Skip every image and restate the data word for word.

*Stored data entries*.
____

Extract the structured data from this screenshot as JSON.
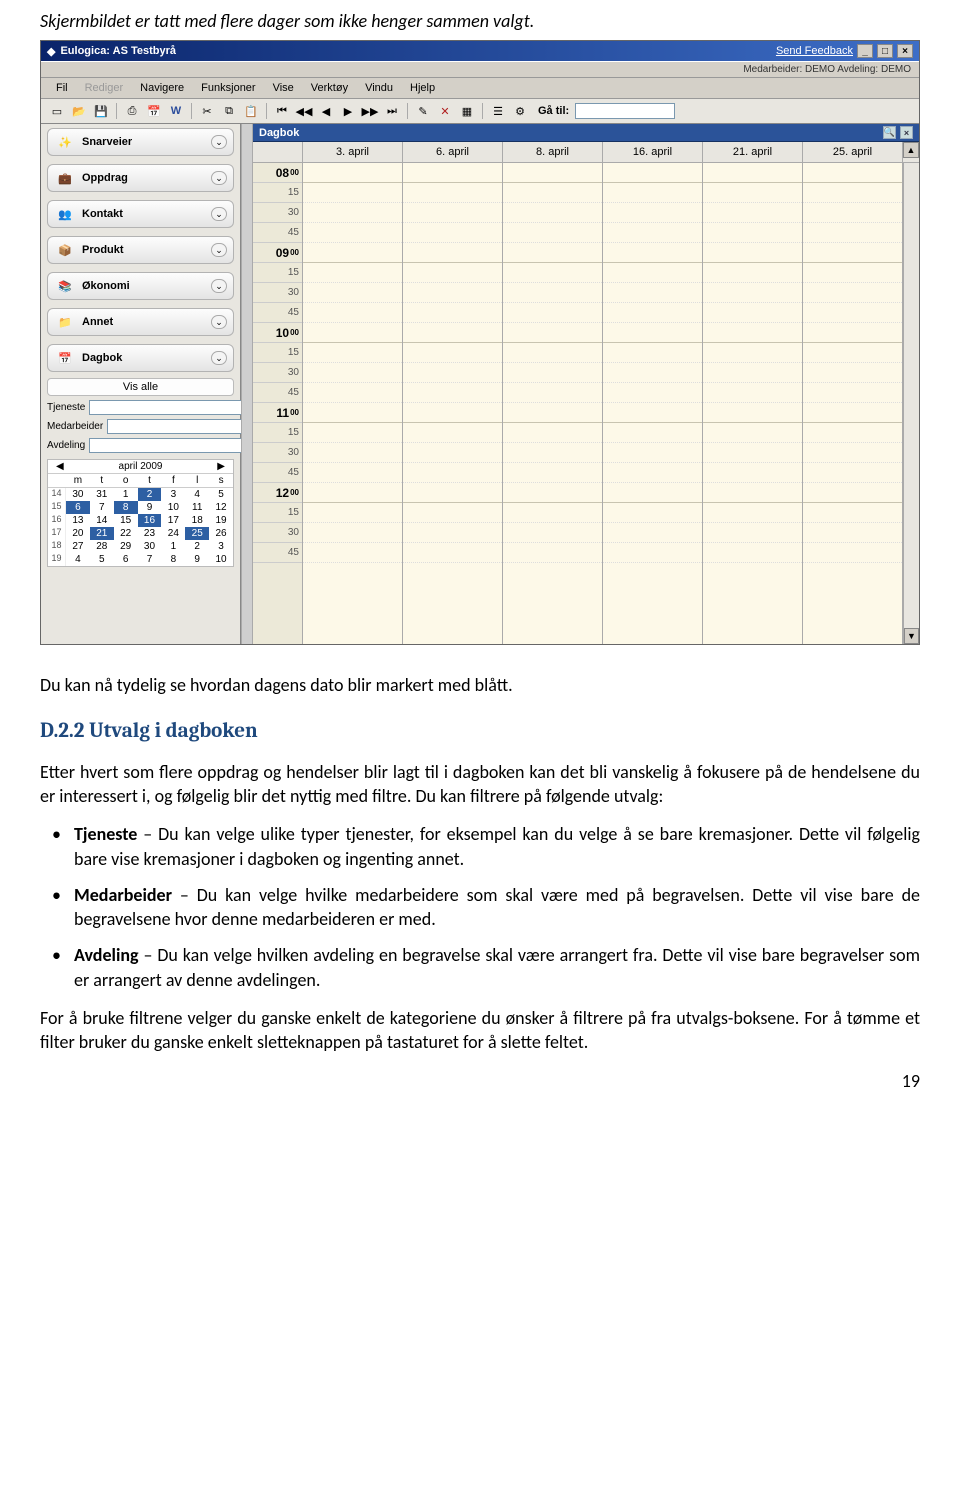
{
  "doc": {
    "caption": "Skjermbildet er tatt med flere dager som ikke henger sammen valgt.",
    "p1": "Du kan nå tydelig se hvordan dagens dato blir markert med blått.",
    "section_head": "D.2.2 Utvalg i dagboken",
    "p2": "Etter hvert som flere oppdrag og hendelser blir lagt til i dagboken kan det bli vanskelig å fokusere på de hendelsene du er interessert i, og følgelig blir det nyttig med filtre.  Du kan filtrere på følgende utvalg:",
    "b1a": "Tjeneste",
    "b1b": " – Du kan velge ulike typer tjenester, for eksempel kan du velge å se bare kremasjoner.  Dette vil følgelig bare vise kremasjoner i dagboken og ingenting annet.",
    "b2a": "Medarbeider",
    "b2b": " – Du kan velge hvilke medarbeidere som skal være med på begravelsen.  Dette vil vise bare de begravelsene hvor denne medarbeideren er med.",
    "b3a": "Avdeling",
    "b3b": " – Du kan velge hvilken avdeling en begravelse skal være arrangert fra.  Dette vil vise bare begravelser som er arrangert av denne avdelingen.",
    "p3": "For å bruke filtrene velger du ganske enkelt de kategoriene du ønsker å filtrere på fra utvalgs-boksene.  For å tømme et filter bruker du ganske enkelt sletteknappen på tastaturet for å slette feltet.",
    "pagenum": "19"
  },
  "app": {
    "title": "Eulogica: AS Testbyrå",
    "feedback": "Send Feedback",
    "status": "Medarbeider: DEMO  Avdeling: DEMO",
    "menu": [
      "Fil",
      "Rediger",
      "Navigere",
      "Funksjoner",
      "Vise",
      "Verktøy",
      "Vindu",
      "Hjelp"
    ],
    "goto_label": "Gå til:",
    "sidebar": {
      "sections": [
        "Snarveier",
        "Oppdrag",
        "Kontakt",
        "Produkt",
        "Økonomi",
        "Annet",
        "Dagbok"
      ],
      "vis_alle": "Vis alle",
      "filters": [
        "Tjeneste",
        "Medarbeider",
        "Avdeling"
      ],
      "cal_month": "april 2009",
      "cal_dow": [
        "m",
        "t",
        "o",
        "t",
        "f",
        "l",
        "s"
      ],
      "cal_weeks": [
        {
          "wk": "14",
          "days": [
            "30",
            "31",
            "1",
            "2",
            "3",
            "4",
            "5"
          ],
          "sel": [
            3
          ]
        },
        {
          "wk": "15",
          "days": [
            "6",
            "7",
            "8",
            "9",
            "10",
            "11",
            "12"
          ],
          "sel": [
            0,
            2
          ]
        },
        {
          "wk": "16",
          "days": [
            "13",
            "14",
            "15",
            "16",
            "17",
            "18",
            "19"
          ],
          "sel": [
            3
          ]
        },
        {
          "wk": "17",
          "days": [
            "20",
            "21",
            "22",
            "23",
            "24",
            "25",
            "26"
          ],
          "sel": [
            1,
            5
          ]
        },
        {
          "wk": "18",
          "days": [
            "27",
            "28",
            "29",
            "30",
            "1",
            "2",
            "3"
          ],
          "sel": []
        },
        {
          "wk": "19",
          "days": [
            "4",
            "5",
            "6",
            "7",
            "8",
            "9",
            "10"
          ],
          "sel": []
        }
      ]
    },
    "calpane": {
      "title": "Dagbok",
      "dates": [
        "3. april",
        "6. april",
        "8. april",
        "16. april",
        "21. april",
        "25. april"
      ],
      "hours": [
        "08",
        "09",
        "10",
        "11",
        "12"
      ],
      "subs": [
        "15",
        "30",
        "45"
      ]
    }
  }
}
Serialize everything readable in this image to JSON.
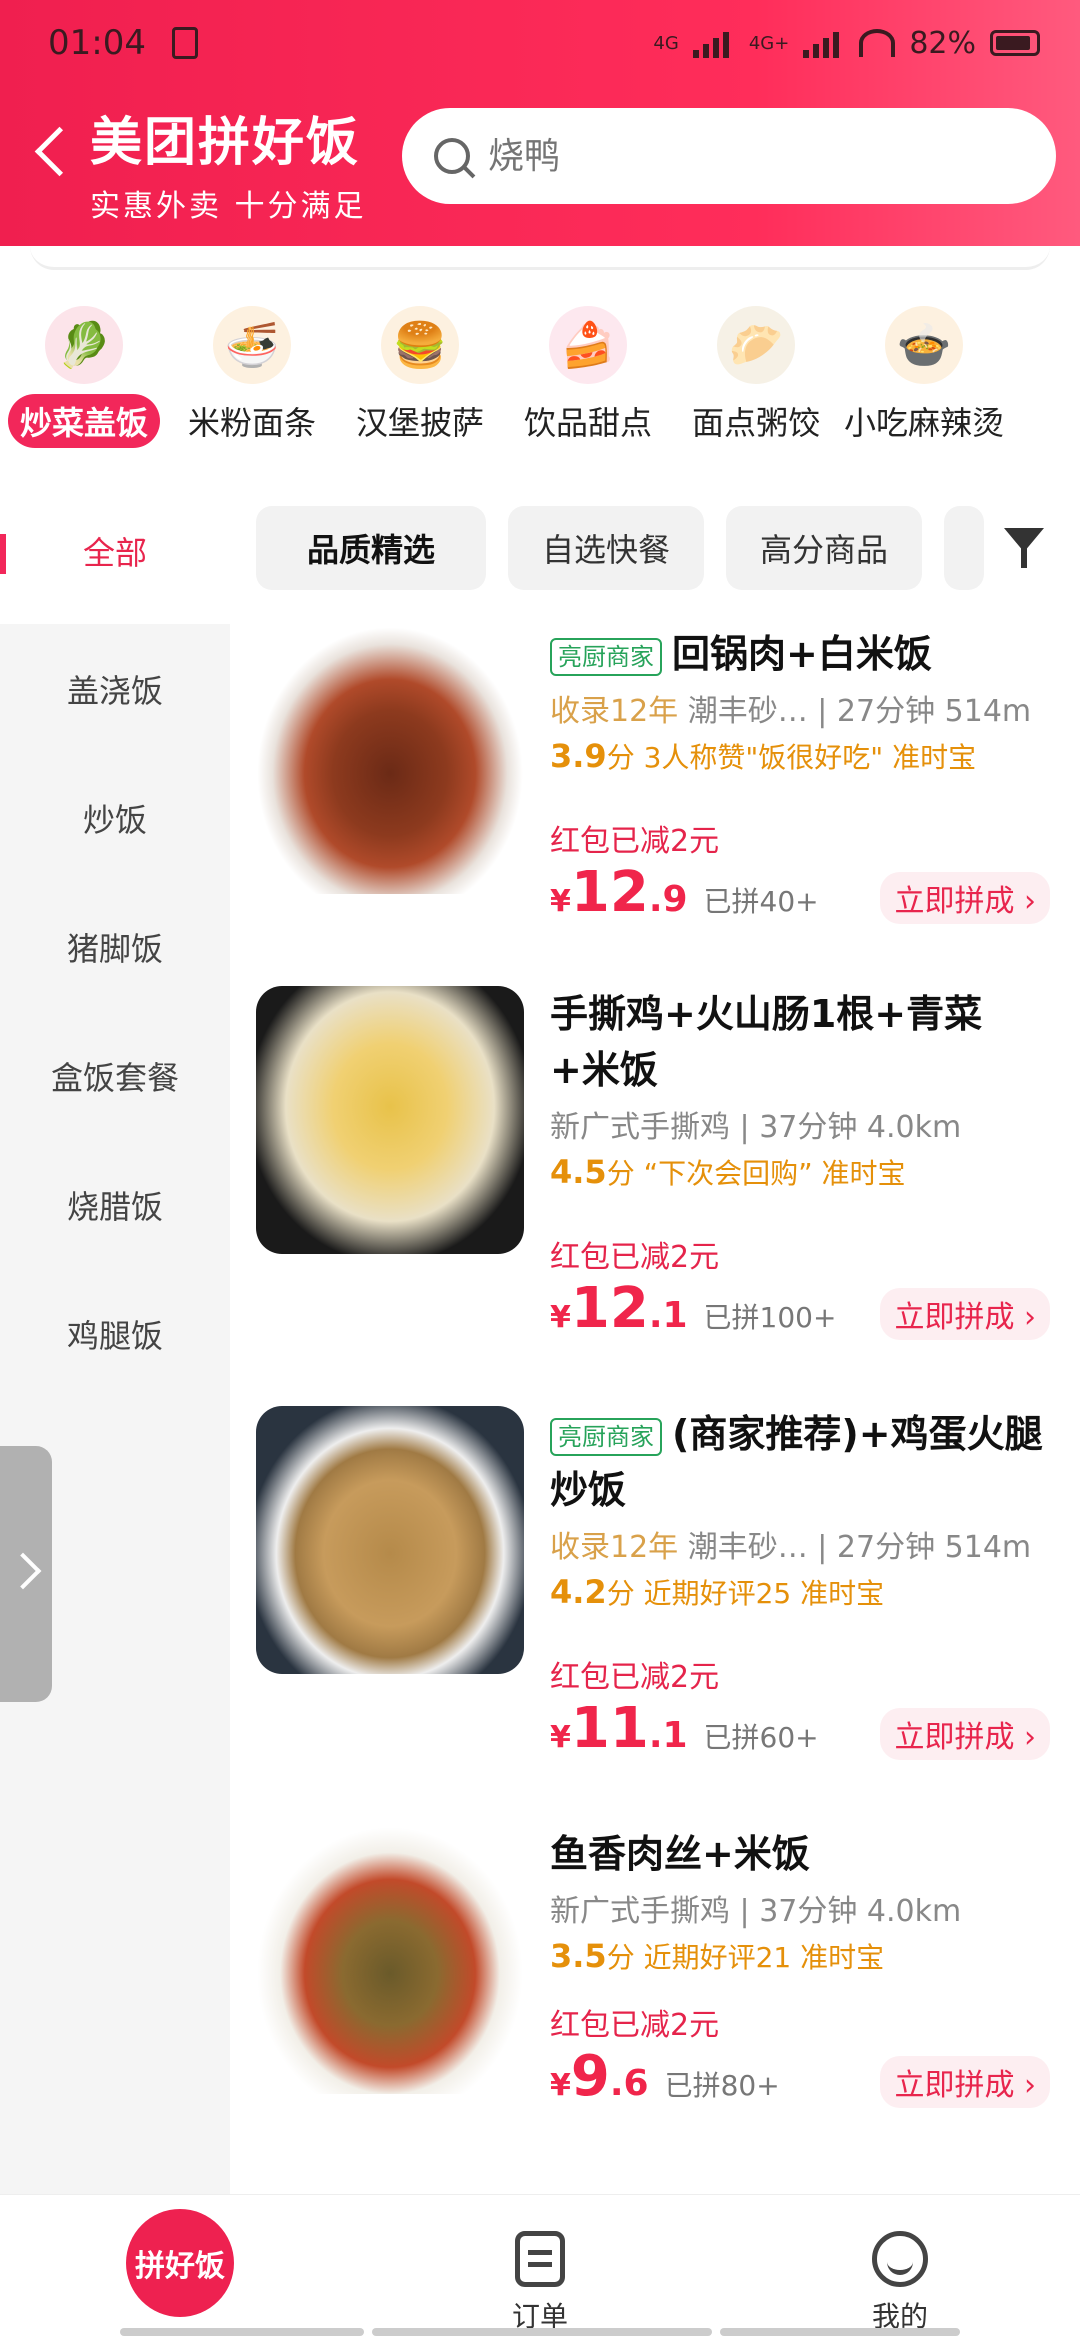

____

*Solved problem*.
Extract the structured data from this screenshot as JSON.
{
  "doc": {
    "caption": "Skjermbildet er tatt med flere dager som ikke henger sammen valgt.",
    "p1": "Du kan nå tydelig se hvordan dagens dato blir markert med blått.",
    "section_head": "D.2.2 Utvalg i dagboken",
    "p2": "Etter hvert som flere oppdrag og hendelser blir lagt til i dagboken kan det bli vanskelig å fokusere på de hendelsene du er interessert i, og følgelig blir det nyttig med filtre.  Du kan filtrere på følgende utvalg:",
    "b1a": "Tjeneste",
    "b1b": " – Du kan velge ulike typer tjenester, for eksempel kan du velge å se bare kremasjoner.  Dette vil følgelig bare vise kremasjoner i dagboken og ingenting annet.",
    "b2a": "Medarbeider",
    "b2b": " – Du kan velge hvilke medarbeidere som skal være med på begravelsen.  Dette vil vise bare de begravelsene hvor denne medarbeideren er med.",
    "b3a": "Avdeling",
    "b3b": " – Du kan velge hvilken avdeling en begravelse skal være arrangert fra.  Dette vil vise bare begravelser som er arrangert av denne avdelingen.",
    "p3": "For å bruke filtrene velger du ganske enkelt de kategoriene du ønsker å filtrere på fra utvalgs-boksene.  For å tømme et filter bruker du ganske enkelt sletteknappen på tastaturet for å slette feltet.",
    "pagenum": "19"
  },
  "app": {
    "title": "Eulogica: AS Testbyrå",
    "feedback": "Send Feedback",
    "status": "Medarbeider: DEMO  Avdeling: DEMO",
    "menu": [
      "Fil",
      "Rediger",
      "Navigere",
      "Funksjoner",
      "Vise",
      "Verktøy",
      "Vindu",
      "Hjelp"
    ],
    "goto_label": "Gå til:",
    "sidebar": {
      "sections": [
        "Snarveier",
        "Oppdrag",
        "Kontakt",
        "Produkt",
        "Økonomi",
        "Annet",
        "Dagbok"
      ],
      "vis_alle": "Vis alle",
      "filters": [
        "Tjeneste",
        "Medarbeider",
        "Avdeling"
      ],
      "cal_month": "april 2009",
      "cal_dow": [
        "m",
        "t",
        "o",
        "t",
        "f",
        "l",
        "s"
      ],
      "cal_weeks": [
        {
          "wk": "14",
          "days": [
            "30",
            "31",
            "1",
            "2",
            "3",
            "4",
            "5"
          ],
          "sel": [
            3
          ]
        },
        {
          "wk": "15",
          "days": [
            "6",
            "7",
            "8",
            "9",
            "10",
            "11",
            "12"
          ],
          "sel": [
            0,
            2
          ]
        },
        {
          "wk": "16",
          "days": [
            "13",
            "14",
            "15",
            "16",
            "17",
            "18",
            "19"
          ],
          "sel": [
            3
          ]
        },
        {
          "wk": "17",
          "days": [
            "20",
            "21",
            "22",
            "23",
            "24",
            "25",
            "26"
          ],
          "sel": [
            1,
            5
          ]
        },
        {
          "wk": "18",
          "days": [
            "27",
            "28",
            "29",
            "30",
            "1",
            "2",
            "3"
          ],
          "sel": []
        },
        {
          "wk": "19",
          "days": [
            "4",
            "5",
            "6",
            "7",
            "8",
            "9",
            "10"
          ],
          "sel": []
        }
      ]
    },
    "calpane": {
      "title": "Dagbok",
      "dates": [
        "3. april",
        "6. april",
        "8. april",
        "16. april",
        "21. april",
        "25. april"
      ],
      "hours": [
        "08",
        "09",
        "10",
        "11",
        "12"
      ],
      "subs": [
        "15",
        "30",
        "45"
      ]
    }
  }
}
Serialize everything readable in this image to JSON.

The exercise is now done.